### [TASK OBJECTIVE]
Each line below should be retyped exactly, with no pictures.

╭─ RECORDS FOR THIS EXERCISE

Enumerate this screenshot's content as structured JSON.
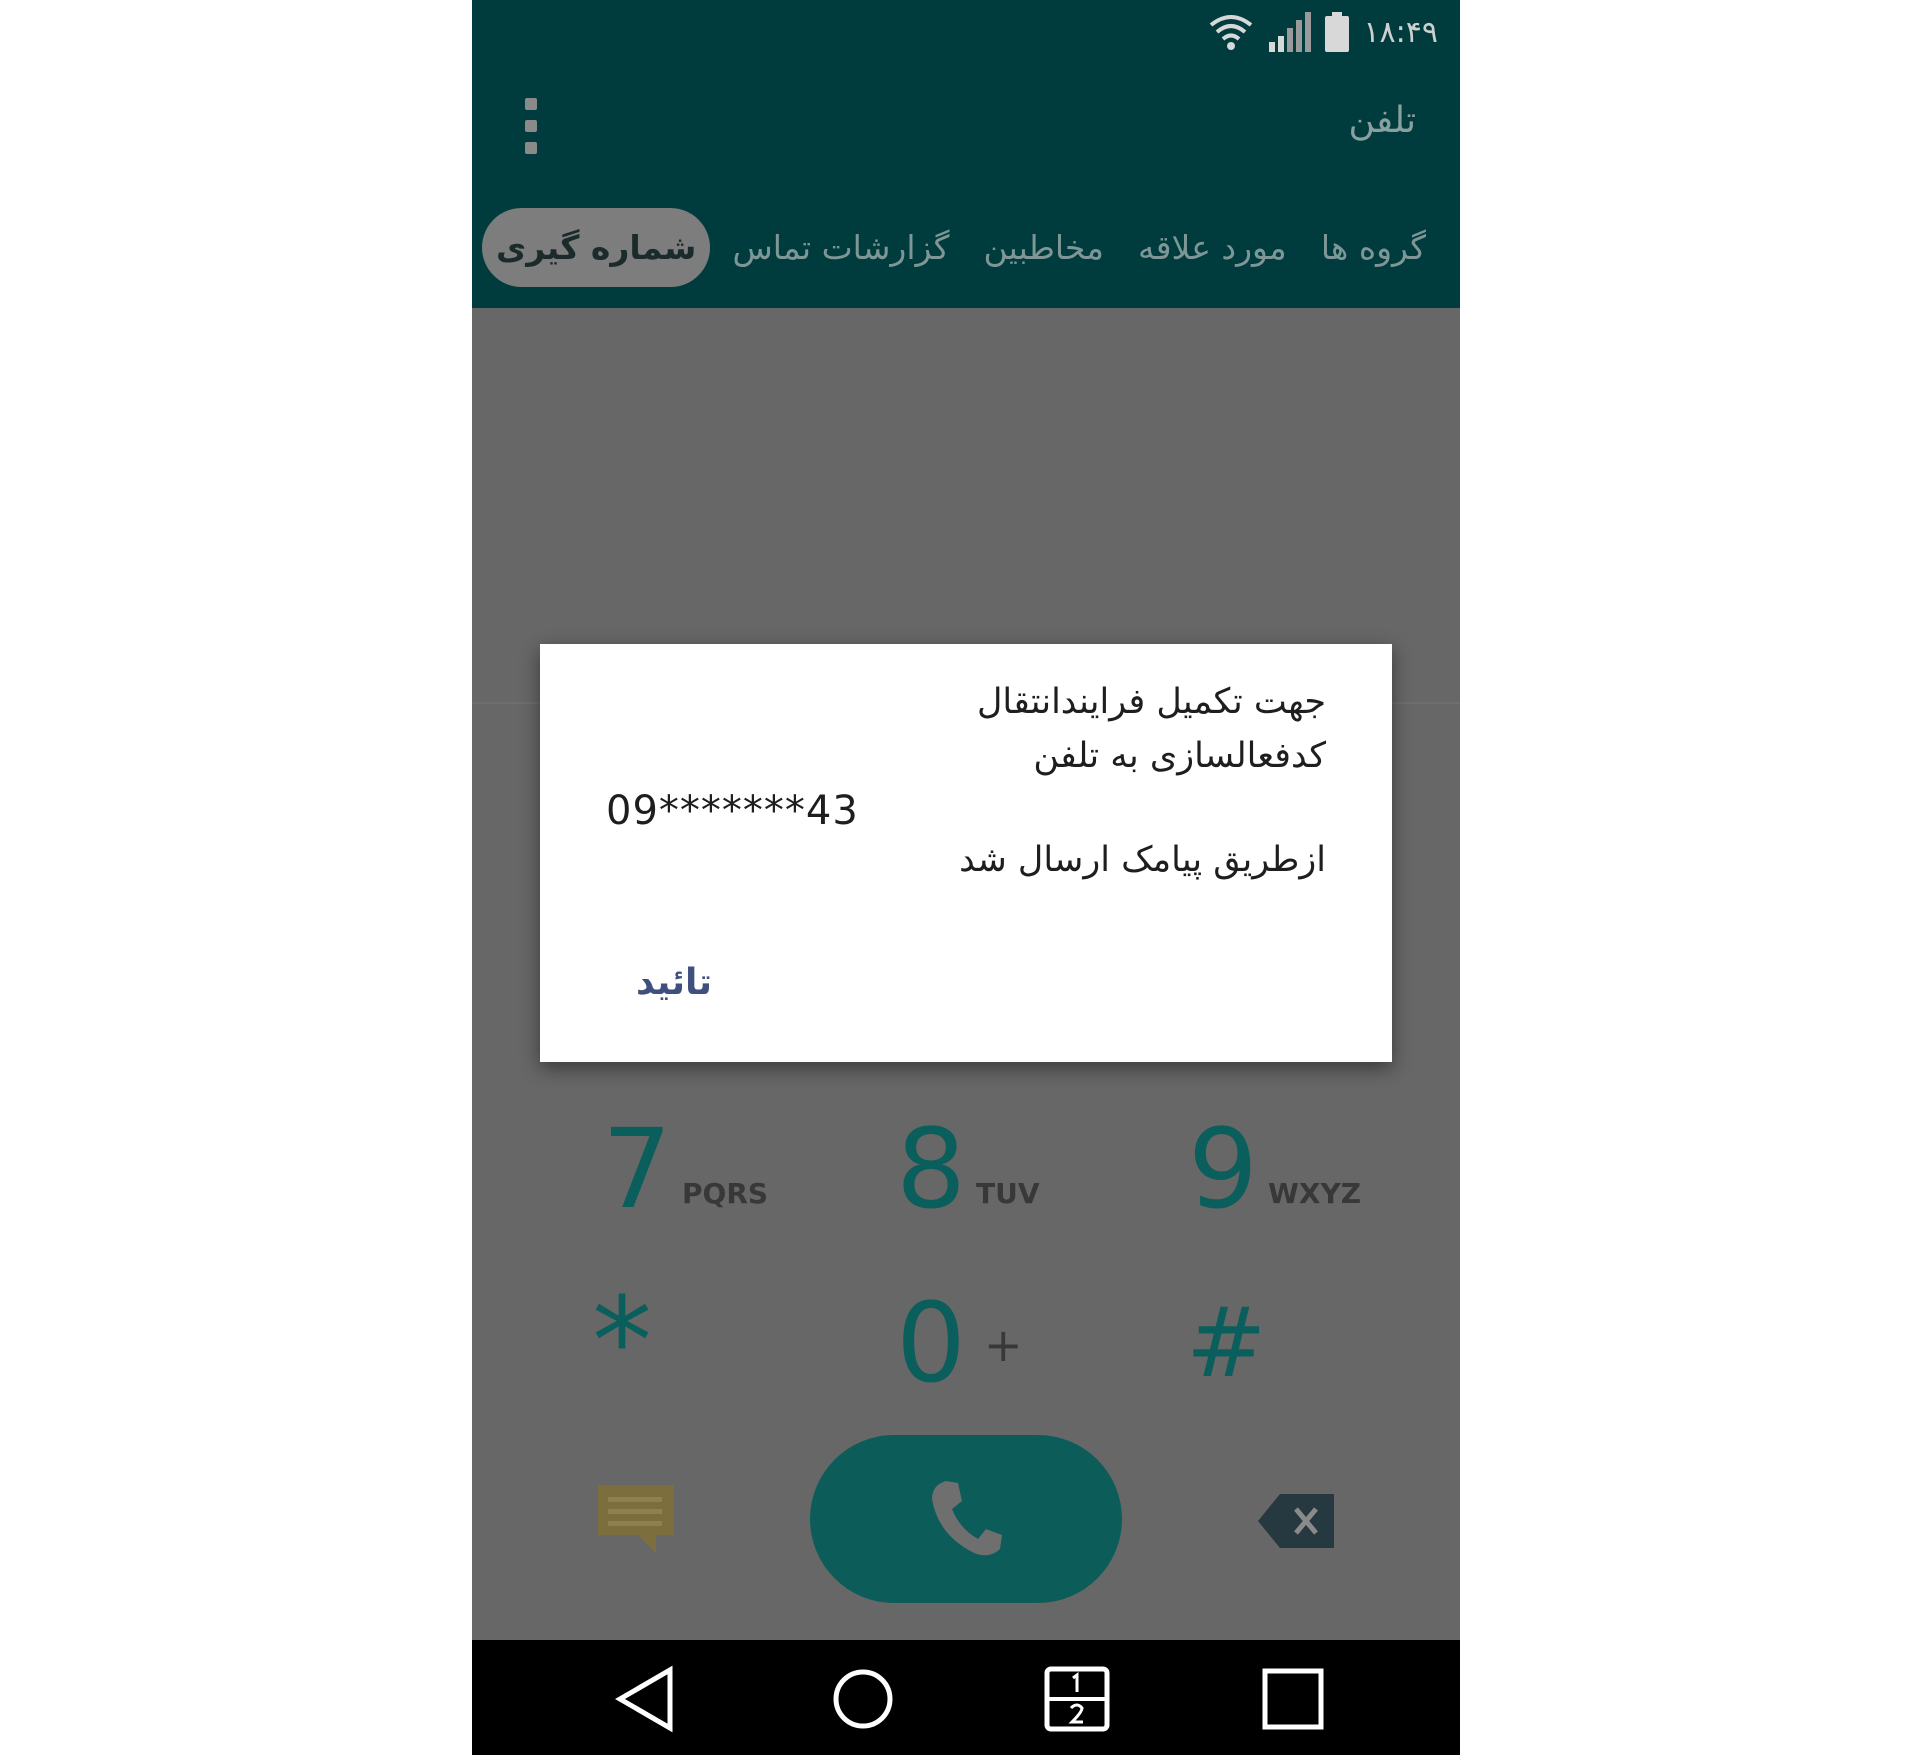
{
  "status": {
    "time": "۱۸:۴۹"
  },
  "appbar": {
    "title": "تلفن"
  },
  "tabs": [
    {
      "label": "گروه ها"
    },
    {
      "label": "مورد علاقه"
    },
    {
      "label": "مخاطبین"
    },
    {
      "label": "گزارشات تماس"
    },
    {
      "label": "شماره گیری"
    }
  ],
  "keypad": {
    "keys": [
      {
        "digit": "7",
        "letters": "PQRS"
      },
      {
        "digit": "8",
        "letters": "TUV"
      },
      {
        "digit": "9",
        "letters": "WXYZ"
      },
      {
        "digit": "*",
        "letters": ""
      },
      {
        "digit": "0",
        "letters": "+"
      },
      {
        "digit": "#",
        "letters": ""
      }
    ]
  },
  "dialog": {
    "line1": "جهت تکمیل فرایندانتقال",
    "line2": "کدفعالسازی به تلفن",
    "number": "09*******43",
    "line3": "ازطریق پیامک ارسال شد",
    "ok_label": "تائید"
  },
  "icons": {
    "menu": "overflow-menu-icon",
    "call": "phone-icon",
    "message": "message-icon",
    "backspace": "backspace-icon",
    "back": "back-icon",
    "home": "home-icon",
    "dual": "dual-window-icon",
    "recents": "recents-icon"
  },
  "colors": {
    "header": "#003c3d",
    "dim": "#676767",
    "accent": "#0c5c5a",
    "ok_button": "#3f4f7e"
  }
}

╰─

### [ANSWER TO THIS PROBLEM]
Enumerate this screenshot's content as structured JSON.
{
  "status": {
    "time": "۱۸:۴۹"
  },
  "appbar": {
    "title": "تلفن"
  },
  "tabs": [
    {
      "label": "گروه ها"
    },
    {
      "label": "مورد علاقه"
    },
    {
      "label": "مخاطبین"
    },
    {
      "label": "گزارشات تماس"
    },
    {
      "label": "شماره گیری"
    }
  ],
  "keypad": {
    "keys": [
      {
        "digit": "7",
        "letters": "PQRS"
      },
      {
        "digit": "8",
        "letters": "TUV"
      },
      {
        "digit": "9",
        "letters": "WXYZ"
      },
      {
        "digit": "*",
        "letters": ""
      },
      {
        "digit": "0",
        "letters": "+"
      },
      {
        "digit": "#",
        "letters": ""
      }
    ]
  },
  "dialog": {
    "line1": "جهت تکمیل فرایندانتقال",
    "line2": "کدفعالسازی به تلفن",
    "number": "09*******43",
    "line3": "ازطریق پیامک ارسال شد",
    "ok_label": "تائید"
  },
  "icons": {
    "menu": "overflow-menu-icon",
    "call": "phone-icon",
    "message": "message-icon",
    "backspace": "backspace-icon",
    "back": "back-icon",
    "home": "home-icon",
    "dual": "dual-window-icon",
    "recents": "recents-icon"
  },
  "colors": {
    "header": "#003c3d",
    "dim": "#676767",
    "accent": "#0c5c5a",
    "ok_button": "#3f4f7e"
  }
}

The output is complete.